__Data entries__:
·····

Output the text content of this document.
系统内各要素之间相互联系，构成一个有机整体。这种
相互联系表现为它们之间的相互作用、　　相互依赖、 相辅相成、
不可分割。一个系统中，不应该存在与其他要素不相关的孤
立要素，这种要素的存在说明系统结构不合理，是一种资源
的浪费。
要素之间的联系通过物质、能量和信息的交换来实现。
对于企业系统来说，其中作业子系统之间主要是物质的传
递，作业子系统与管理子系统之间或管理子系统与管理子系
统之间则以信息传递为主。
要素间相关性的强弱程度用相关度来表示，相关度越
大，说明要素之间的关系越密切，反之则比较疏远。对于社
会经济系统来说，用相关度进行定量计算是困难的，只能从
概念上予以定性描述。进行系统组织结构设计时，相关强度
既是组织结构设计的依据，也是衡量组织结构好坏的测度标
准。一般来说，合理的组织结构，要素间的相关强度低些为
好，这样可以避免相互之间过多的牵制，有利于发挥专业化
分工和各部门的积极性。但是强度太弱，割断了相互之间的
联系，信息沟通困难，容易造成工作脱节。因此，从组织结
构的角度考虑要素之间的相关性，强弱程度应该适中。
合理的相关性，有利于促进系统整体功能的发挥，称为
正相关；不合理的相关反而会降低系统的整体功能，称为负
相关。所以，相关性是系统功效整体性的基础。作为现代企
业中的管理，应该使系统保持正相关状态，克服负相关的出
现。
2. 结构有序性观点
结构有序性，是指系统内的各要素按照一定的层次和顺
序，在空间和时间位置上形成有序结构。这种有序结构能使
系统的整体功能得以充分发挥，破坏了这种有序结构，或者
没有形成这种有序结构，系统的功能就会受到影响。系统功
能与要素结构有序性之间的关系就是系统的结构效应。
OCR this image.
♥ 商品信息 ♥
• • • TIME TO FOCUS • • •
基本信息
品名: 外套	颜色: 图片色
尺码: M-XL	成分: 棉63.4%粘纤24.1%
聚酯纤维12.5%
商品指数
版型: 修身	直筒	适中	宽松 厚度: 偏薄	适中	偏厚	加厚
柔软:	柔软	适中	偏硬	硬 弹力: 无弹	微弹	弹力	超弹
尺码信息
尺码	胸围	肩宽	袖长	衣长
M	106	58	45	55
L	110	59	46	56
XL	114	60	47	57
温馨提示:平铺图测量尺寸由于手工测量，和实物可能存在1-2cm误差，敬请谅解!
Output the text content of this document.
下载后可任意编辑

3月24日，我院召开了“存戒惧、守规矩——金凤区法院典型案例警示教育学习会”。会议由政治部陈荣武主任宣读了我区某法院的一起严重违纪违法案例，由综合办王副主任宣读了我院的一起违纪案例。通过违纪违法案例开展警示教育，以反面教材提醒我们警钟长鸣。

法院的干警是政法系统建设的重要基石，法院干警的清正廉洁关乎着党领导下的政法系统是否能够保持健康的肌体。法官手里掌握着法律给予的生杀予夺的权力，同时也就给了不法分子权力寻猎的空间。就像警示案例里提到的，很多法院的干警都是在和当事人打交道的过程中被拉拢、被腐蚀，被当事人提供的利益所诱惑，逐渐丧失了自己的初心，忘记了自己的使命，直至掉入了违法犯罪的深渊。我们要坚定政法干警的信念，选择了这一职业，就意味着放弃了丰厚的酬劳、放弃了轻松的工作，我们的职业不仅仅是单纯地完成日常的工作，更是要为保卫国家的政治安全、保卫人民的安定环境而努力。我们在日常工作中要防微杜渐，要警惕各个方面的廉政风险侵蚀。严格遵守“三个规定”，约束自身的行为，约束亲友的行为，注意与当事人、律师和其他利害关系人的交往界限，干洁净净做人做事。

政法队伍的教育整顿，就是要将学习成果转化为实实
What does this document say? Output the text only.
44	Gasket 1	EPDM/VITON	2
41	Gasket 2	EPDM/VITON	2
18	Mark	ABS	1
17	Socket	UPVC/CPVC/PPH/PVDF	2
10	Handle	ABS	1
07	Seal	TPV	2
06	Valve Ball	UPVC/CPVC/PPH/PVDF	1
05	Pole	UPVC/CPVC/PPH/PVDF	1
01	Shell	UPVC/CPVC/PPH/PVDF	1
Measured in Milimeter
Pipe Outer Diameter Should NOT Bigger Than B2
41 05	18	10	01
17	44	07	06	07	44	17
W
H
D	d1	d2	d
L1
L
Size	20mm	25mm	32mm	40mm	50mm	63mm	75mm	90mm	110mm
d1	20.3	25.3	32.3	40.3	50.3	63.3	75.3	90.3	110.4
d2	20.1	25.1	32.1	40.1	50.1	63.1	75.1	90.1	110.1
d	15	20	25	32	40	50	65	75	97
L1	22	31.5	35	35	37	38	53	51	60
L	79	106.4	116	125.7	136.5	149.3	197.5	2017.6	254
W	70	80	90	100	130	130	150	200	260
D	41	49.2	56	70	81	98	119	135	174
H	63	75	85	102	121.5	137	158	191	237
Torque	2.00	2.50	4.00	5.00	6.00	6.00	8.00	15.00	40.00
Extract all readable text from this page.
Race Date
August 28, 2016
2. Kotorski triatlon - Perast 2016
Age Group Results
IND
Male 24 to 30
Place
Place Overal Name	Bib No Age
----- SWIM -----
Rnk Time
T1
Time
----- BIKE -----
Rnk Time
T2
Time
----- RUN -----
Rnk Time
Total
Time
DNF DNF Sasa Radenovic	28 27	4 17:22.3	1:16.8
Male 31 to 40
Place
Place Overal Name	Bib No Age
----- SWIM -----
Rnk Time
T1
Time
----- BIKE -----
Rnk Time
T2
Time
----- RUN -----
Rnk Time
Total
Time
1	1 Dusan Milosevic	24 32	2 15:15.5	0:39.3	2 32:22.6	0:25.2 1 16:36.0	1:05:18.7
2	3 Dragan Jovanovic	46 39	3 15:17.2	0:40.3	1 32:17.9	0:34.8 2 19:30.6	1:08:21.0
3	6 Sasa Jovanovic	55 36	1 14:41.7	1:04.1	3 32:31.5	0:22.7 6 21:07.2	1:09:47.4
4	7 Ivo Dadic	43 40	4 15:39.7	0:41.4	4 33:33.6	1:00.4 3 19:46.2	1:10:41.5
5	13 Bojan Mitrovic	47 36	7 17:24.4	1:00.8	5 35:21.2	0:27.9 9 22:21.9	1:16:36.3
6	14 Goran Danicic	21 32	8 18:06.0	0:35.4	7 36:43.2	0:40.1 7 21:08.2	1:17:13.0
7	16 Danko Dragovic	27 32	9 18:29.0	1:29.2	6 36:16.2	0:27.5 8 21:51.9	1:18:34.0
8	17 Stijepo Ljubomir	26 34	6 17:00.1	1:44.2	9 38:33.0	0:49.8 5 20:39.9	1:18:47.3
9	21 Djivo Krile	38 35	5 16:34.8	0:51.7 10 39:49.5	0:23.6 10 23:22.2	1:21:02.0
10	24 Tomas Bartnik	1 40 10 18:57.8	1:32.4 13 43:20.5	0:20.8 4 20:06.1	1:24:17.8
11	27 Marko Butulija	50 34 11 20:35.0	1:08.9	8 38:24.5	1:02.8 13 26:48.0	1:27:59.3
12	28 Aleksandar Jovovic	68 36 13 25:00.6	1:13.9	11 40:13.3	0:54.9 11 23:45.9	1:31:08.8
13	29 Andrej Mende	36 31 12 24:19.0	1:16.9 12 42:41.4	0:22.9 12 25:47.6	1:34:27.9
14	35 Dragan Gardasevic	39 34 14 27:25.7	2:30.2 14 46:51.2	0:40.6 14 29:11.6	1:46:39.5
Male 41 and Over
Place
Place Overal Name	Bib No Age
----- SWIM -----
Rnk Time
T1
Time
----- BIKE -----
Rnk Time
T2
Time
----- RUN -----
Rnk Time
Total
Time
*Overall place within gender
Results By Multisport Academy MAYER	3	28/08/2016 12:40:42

·····

__EXERCISE DESCRIPTION__: Extract each line from the entries above that contains the string "Dragan".

__WRITTEN ANSWER__:
2	3 Dragan Jovanovic	46 39	3 15:17.2	0:40.3	1 32:17.9	0:34.8 2 19:30.6	1:08:21.0
14	35 Dragan Gardasevic	39 34 14 27:25.7	2:30.2 14 46:51.2	0:40.6 14 29:11.6	1:46:39.5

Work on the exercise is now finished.